## BEGIN

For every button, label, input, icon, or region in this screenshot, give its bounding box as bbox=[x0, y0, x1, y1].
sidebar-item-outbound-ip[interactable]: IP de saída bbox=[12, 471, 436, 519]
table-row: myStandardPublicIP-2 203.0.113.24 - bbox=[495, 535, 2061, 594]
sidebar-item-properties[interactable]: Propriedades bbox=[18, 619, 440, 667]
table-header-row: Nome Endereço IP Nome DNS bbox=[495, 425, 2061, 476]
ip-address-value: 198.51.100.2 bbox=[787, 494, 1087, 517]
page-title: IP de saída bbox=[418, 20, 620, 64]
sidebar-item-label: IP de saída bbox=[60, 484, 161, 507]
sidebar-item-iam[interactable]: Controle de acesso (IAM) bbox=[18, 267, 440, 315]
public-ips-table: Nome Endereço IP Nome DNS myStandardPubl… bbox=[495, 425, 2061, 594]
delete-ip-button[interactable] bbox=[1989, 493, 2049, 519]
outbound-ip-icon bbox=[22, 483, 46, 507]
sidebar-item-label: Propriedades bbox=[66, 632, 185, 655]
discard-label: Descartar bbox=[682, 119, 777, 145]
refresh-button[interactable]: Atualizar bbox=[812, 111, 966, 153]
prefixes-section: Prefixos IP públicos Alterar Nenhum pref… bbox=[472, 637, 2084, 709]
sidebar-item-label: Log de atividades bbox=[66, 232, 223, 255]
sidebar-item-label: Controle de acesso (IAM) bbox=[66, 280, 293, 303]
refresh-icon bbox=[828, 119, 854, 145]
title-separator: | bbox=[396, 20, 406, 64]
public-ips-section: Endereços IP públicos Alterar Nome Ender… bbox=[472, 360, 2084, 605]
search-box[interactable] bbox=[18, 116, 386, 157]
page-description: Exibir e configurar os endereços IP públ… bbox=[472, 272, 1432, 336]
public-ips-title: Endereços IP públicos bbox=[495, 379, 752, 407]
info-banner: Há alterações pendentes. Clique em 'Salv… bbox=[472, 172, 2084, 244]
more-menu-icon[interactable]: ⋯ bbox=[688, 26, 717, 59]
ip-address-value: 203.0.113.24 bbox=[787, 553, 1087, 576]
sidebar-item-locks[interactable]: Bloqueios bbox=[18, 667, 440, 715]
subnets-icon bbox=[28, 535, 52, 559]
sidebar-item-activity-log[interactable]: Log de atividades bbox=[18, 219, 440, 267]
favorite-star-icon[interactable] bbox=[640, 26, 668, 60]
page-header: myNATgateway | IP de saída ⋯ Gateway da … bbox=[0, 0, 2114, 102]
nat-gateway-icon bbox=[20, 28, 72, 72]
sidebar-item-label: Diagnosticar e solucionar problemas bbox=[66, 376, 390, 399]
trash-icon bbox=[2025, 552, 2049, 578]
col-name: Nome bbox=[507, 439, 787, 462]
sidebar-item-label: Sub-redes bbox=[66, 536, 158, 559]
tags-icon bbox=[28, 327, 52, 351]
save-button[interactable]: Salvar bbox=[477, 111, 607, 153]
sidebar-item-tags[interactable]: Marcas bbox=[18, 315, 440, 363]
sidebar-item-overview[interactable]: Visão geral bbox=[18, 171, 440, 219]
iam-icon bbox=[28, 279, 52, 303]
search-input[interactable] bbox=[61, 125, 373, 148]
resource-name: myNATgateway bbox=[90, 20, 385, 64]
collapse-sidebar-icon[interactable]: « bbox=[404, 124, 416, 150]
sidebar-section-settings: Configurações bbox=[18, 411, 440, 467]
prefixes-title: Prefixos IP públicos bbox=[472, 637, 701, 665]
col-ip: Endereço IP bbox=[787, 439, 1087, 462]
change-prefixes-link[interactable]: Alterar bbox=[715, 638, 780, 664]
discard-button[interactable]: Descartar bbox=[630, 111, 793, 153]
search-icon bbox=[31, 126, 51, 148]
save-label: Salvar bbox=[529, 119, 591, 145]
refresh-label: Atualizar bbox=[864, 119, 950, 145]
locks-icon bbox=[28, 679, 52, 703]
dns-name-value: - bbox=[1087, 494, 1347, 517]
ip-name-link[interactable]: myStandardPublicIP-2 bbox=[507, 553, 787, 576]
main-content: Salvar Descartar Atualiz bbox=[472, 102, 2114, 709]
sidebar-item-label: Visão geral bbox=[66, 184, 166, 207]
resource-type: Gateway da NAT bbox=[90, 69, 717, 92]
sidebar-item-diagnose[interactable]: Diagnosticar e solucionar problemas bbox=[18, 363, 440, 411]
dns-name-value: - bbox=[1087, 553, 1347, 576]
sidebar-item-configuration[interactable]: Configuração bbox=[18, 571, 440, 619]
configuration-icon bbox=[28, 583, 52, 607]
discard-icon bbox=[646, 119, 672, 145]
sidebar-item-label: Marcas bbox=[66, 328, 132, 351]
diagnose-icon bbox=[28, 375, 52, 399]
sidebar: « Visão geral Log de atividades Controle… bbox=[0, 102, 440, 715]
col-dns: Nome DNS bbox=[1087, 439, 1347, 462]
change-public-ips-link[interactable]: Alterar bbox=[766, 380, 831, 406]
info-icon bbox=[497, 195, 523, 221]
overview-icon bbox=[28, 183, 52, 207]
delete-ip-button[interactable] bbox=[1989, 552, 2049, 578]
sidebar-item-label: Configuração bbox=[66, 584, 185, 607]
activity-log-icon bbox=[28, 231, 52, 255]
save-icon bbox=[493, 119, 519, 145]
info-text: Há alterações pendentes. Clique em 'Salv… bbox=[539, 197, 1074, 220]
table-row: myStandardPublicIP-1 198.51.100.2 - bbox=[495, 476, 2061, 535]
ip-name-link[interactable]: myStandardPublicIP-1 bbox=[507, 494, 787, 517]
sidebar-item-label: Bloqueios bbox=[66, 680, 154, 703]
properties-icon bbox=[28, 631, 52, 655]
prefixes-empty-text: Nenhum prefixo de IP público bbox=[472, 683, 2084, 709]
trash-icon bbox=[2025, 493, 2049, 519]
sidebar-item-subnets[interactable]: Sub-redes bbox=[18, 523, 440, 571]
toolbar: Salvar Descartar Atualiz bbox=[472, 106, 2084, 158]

## END

> [PROBLEM TO WORK ON] Rewrite all of these lines with every "Sub-redes" changed to "Subnets", keeping everything else the same.

> [TASK SOLUTION]
For every button, label, input, icon, or region in this screenshot, give its bounding box as bbox=[x0, y0, x1, y1].
sidebar-item-outbound-ip[interactable]: IP de saída bbox=[12, 471, 436, 519]
table-row: myStandardPublicIP-2 203.0.113.24 - bbox=[495, 535, 2061, 594]
sidebar-item-properties[interactable]: Propriedades bbox=[18, 619, 440, 667]
table-header-row: Nome Endereço IP Nome DNS bbox=[495, 425, 2061, 476]
ip-address-value: 198.51.100.2 bbox=[787, 494, 1087, 517]
page-title: IP de saída bbox=[418, 20, 620, 64]
sidebar-item-label: IP de saída bbox=[60, 484, 161, 507]
sidebar-item-iam[interactable]: Controle de acesso (IAM) bbox=[18, 267, 440, 315]
public-ips-table: Nome Endereço IP Nome DNS myStandardPubl… bbox=[495, 425, 2061, 594]
delete-ip-button[interactable] bbox=[1989, 493, 2049, 519]
outbound-ip-icon bbox=[22, 483, 46, 507]
sidebar-item-label: Propriedades bbox=[66, 632, 185, 655]
discard-label: Descartar bbox=[682, 119, 777, 145]
refresh-button[interactable]: Atualizar bbox=[812, 111, 966, 153]
prefixes-section: Prefixos IP públicos Alterar Nenhum pref… bbox=[472, 637, 2084, 709]
sidebar-item-label: Log de atividades bbox=[66, 232, 223, 255]
sidebar-item-label: Controle de acesso (IAM) bbox=[66, 280, 293, 303]
refresh-icon bbox=[828, 119, 854, 145]
title-separator: | bbox=[396, 20, 406, 64]
public-ips-section: Endereços IP públicos Alterar Nome Ender… bbox=[472, 360, 2084, 605]
search-box[interactable] bbox=[18, 116, 386, 157]
page-description: Exibir e configurar os endereços IP públ… bbox=[472, 272, 1432, 336]
public-ips-title: Endereços IP públicos bbox=[495, 379, 752, 407]
info-banner: Há alterações pendentes. Clique em 'Salv… bbox=[472, 172, 2084, 244]
more-menu-icon[interactable]: ⋯ bbox=[688, 26, 717, 59]
ip-address-value: 203.0.113.24 bbox=[787, 553, 1087, 576]
sidebar-item-locks[interactable]: Bloqueios bbox=[18, 667, 440, 715]
subnets-icon bbox=[28, 535, 52, 559]
sidebar-item-activity-log[interactable]: Log de atividades bbox=[18, 219, 440, 267]
favorite-star-icon[interactable] bbox=[640, 26, 668, 60]
page-header: myNATgateway | IP de saída ⋯ Gateway da … bbox=[0, 0, 2114, 102]
nat-gateway-icon bbox=[20, 28, 72, 72]
sidebar-item-label: Diagnosticar e solucionar problemas bbox=[66, 376, 390, 399]
trash-icon bbox=[2025, 552, 2049, 578]
col-name: Nome bbox=[507, 439, 787, 462]
sidebar-item-label: Subnets bbox=[66, 536, 158, 559]
tags-icon bbox=[28, 327, 52, 351]
save-button[interactable]: Salvar bbox=[477, 111, 607, 153]
sidebar-item-tags[interactable]: Marcas bbox=[18, 315, 440, 363]
sidebar-item-overview[interactable]: Visão geral bbox=[18, 171, 440, 219]
iam-icon bbox=[28, 279, 52, 303]
search-input[interactable] bbox=[61, 125, 373, 148]
resource-name: myNATgateway bbox=[90, 20, 385, 64]
collapse-sidebar-icon[interactable]: « bbox=[404, 124, 416, 150]
sidebar-section-settings: Configurações bbox=[18, 411, 440, 467]
prefixes-title: Prefixos IP públicos bbox=[472, 637, 701, 665]
col-ip: Endereço IP bbox=[787, 439, 1087, 462]
change-prefixes-link[interactable]: Alterar bbox=[715, 638, 780, 664]
discard-button[interactable]: Descartar bbox=[630, 111, 793, 153]
search-icon bbox=[31, 126, 51, 148]
save-label: Salvar bbox=[529, 119, 591, 145]
refresh-label: Atualizar bbox=[864, 119, 950, 145]
locks-icon bbox=[28, 679, 52, 703]
dns-name-value: - bbox=[1087, 494, 1347, 517]
ip-name-link[interactable]: myStandardPublicIP-2 bbox=[507, 553, 787, 576]
main-content: Salvar Descartar Atualiz bbox=[472, 102, 2114, 709]
sidebar-item-label: Visão geral bbox=[66, 184, 166, 207]
resource-type: Gateway da NAT bbox=[90, 69, 717, 92]
sidebar-item-diagnose[interactable]: Diagnosticar e solucionar problemas bbox=[18, 363, 440, 411]
dns-name-value: - bbox=[1087, 553, 1347, 576]
sidebar-item-configuration[interactable]: Configuração bbox=[18, 571, 440, 619]
configuration-icon bbox=[28, 583, 52, 607]
discard-icon bbox=[646, 119, 672, 145]
sidebar-item-label: Marcas bbox=[66, 328, 132, 351]
diagnose-icon bbox=[28, 375, 52, 399]
sidebar: « Visão geral Log de atividades Controle… bbox=[0, 102, 440, 715]
col-dns: Nome DNS bbox=[1087, 439, 1347, 462]
change-public-ips-link[interactable]: Alterar bbox=[766, 380, 831, 406]
info-icon bbox=[497, 195, 523, 221]
overview-icon bbox=[28, 183, 52, 207]
delete-ip-button[interactable] bbox=[1989, 552, 2049, 578]
sidebar-item-label: Configuração bbox=[66, 584, 185, 607]
activity-log-icon bbox=[28, 231, 52, 255]
save-icon bbox=[493, 119, 519, 145]
info-text: Há alterações pendentes. Clique em 'Salv… bbox=[539, 197, 1074, 220]
table-row: myStandardPublicIP-1 198.51.100.2 - bbox=[495, 476, 2061, 535]
ip-name-link[interactable]: myStandardPublicIP-1 bbox=[507, 494, 787, 517]
sidebar-item-label: Bloqueios bbox=[66, 680, 154, 703]
properties-icon bbox=[28, 631, 52, 655]
prefixes-empty-text: Nenhum prefixo de IP público bbox=[472, 683, 2084, 709]
trash-icon bbox=[2025, 493, 2049, 519]
sidebar-item-subnets[interactable]: Subnets bbox=[18, 523, 440, 571]
toolbar: Salvar Descartar Atualiz bbox=[472, 106, 2084, 158]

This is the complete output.